▸ WRITTEN PROBLEM
Only a number is wanted: how many lines in the records below contain "праці"?

*-*-*

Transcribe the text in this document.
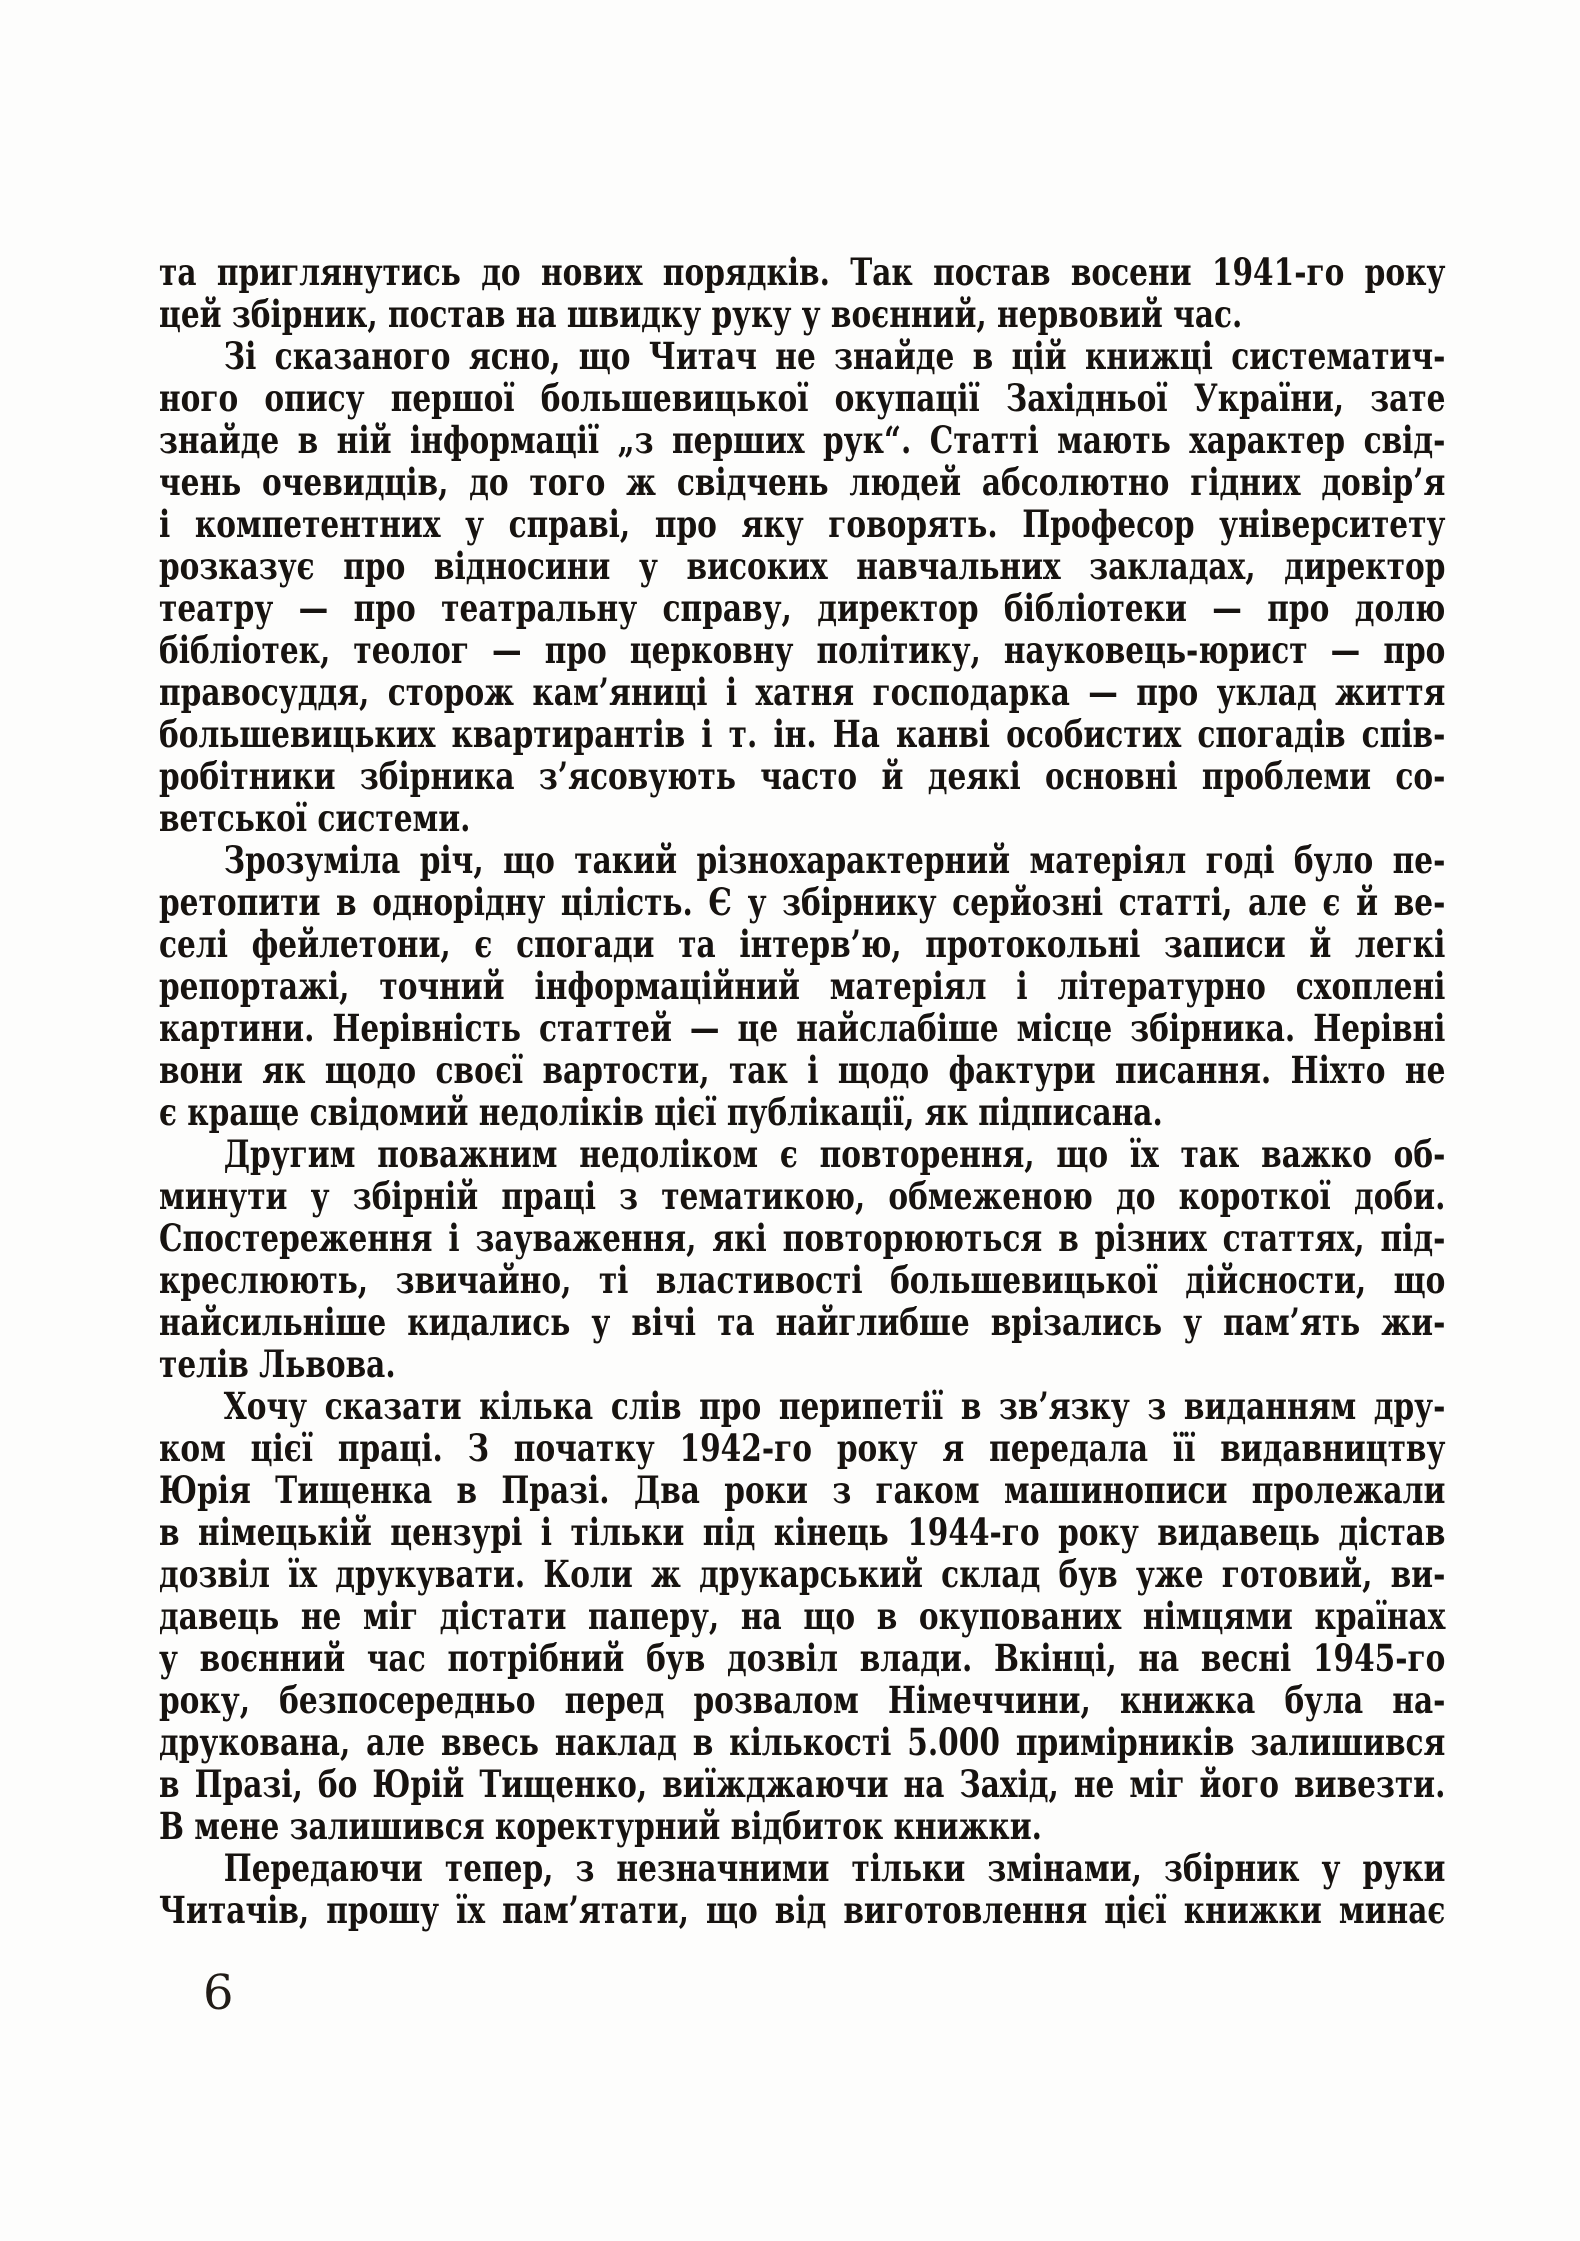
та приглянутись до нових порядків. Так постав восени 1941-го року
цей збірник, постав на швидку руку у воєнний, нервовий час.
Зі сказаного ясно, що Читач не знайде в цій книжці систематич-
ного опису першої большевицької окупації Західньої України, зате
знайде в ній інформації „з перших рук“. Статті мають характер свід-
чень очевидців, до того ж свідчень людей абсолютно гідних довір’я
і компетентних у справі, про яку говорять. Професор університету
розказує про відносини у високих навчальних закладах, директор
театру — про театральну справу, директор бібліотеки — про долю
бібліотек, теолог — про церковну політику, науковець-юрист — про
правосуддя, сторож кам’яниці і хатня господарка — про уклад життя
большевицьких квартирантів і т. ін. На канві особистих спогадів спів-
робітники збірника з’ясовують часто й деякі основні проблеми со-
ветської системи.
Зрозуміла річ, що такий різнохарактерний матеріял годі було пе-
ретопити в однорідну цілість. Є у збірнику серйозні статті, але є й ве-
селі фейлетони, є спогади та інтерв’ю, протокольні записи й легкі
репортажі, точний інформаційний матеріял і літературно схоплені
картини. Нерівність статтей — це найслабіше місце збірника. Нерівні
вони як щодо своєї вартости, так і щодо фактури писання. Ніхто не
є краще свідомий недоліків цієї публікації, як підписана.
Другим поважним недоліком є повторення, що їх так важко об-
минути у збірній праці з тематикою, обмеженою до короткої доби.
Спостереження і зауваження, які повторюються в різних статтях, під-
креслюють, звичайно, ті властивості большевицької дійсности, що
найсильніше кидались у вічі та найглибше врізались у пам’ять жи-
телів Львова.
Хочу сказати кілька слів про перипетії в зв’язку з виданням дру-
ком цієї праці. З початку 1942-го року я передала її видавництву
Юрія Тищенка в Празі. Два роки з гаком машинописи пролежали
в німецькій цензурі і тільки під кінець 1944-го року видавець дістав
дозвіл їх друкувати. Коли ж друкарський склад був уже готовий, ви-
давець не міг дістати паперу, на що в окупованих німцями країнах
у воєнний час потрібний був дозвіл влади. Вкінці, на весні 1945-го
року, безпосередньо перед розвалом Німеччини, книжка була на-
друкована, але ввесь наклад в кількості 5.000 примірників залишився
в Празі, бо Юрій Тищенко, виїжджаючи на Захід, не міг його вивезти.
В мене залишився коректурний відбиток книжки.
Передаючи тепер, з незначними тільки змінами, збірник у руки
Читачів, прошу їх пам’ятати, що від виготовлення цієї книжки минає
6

*-*-*

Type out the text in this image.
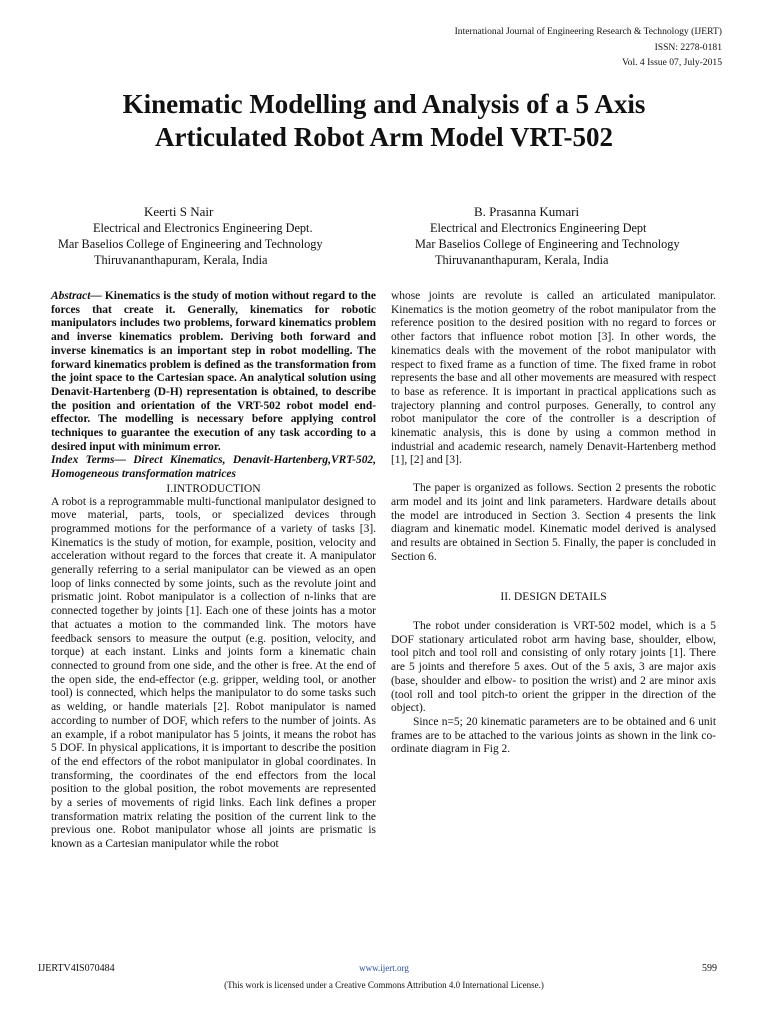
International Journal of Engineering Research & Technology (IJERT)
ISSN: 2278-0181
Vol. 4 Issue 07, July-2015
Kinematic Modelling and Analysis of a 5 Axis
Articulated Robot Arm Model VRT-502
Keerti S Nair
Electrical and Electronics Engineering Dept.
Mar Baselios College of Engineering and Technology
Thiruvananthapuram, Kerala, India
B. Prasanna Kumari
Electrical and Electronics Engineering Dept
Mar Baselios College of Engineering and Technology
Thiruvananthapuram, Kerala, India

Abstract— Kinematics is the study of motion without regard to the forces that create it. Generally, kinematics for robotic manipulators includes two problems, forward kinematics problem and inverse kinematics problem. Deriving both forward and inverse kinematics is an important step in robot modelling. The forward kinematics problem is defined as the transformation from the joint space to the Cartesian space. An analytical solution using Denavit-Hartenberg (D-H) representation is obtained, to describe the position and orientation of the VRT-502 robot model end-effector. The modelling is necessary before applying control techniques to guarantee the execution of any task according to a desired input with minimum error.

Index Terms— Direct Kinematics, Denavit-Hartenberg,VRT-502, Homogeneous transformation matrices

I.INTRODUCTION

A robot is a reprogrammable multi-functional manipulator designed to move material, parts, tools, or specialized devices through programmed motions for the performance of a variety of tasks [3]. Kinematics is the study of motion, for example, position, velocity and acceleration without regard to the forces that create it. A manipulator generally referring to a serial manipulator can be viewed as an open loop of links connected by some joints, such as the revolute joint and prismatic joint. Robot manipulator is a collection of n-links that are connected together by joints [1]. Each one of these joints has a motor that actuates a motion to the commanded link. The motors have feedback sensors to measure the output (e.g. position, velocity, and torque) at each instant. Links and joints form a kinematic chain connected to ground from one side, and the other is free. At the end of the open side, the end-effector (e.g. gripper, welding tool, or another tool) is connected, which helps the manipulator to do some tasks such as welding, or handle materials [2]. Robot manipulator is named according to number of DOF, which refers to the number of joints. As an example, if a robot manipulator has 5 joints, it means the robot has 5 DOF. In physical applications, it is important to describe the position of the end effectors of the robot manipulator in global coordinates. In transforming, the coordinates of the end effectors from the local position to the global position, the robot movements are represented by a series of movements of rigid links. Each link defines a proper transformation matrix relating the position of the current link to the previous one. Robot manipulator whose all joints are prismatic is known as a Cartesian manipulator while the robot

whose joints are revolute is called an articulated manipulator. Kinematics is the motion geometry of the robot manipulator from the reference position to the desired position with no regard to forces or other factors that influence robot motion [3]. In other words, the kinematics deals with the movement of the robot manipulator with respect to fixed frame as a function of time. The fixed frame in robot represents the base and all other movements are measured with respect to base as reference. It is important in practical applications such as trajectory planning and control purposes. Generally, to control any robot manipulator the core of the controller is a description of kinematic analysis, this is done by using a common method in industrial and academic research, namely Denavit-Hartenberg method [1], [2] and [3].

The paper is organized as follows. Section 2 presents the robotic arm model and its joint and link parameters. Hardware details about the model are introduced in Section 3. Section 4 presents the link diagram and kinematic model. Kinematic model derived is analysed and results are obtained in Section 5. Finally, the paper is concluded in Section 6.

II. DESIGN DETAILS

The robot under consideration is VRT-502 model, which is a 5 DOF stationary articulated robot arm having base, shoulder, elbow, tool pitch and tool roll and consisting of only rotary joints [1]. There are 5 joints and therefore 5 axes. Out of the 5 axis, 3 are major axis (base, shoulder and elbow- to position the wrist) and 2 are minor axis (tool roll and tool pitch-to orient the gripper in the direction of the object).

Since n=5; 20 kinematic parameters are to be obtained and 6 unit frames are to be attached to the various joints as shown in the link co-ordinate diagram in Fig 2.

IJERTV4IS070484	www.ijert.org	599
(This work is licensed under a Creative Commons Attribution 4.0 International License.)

*-*-*

▸ RESPONSE TO THIS TASK
2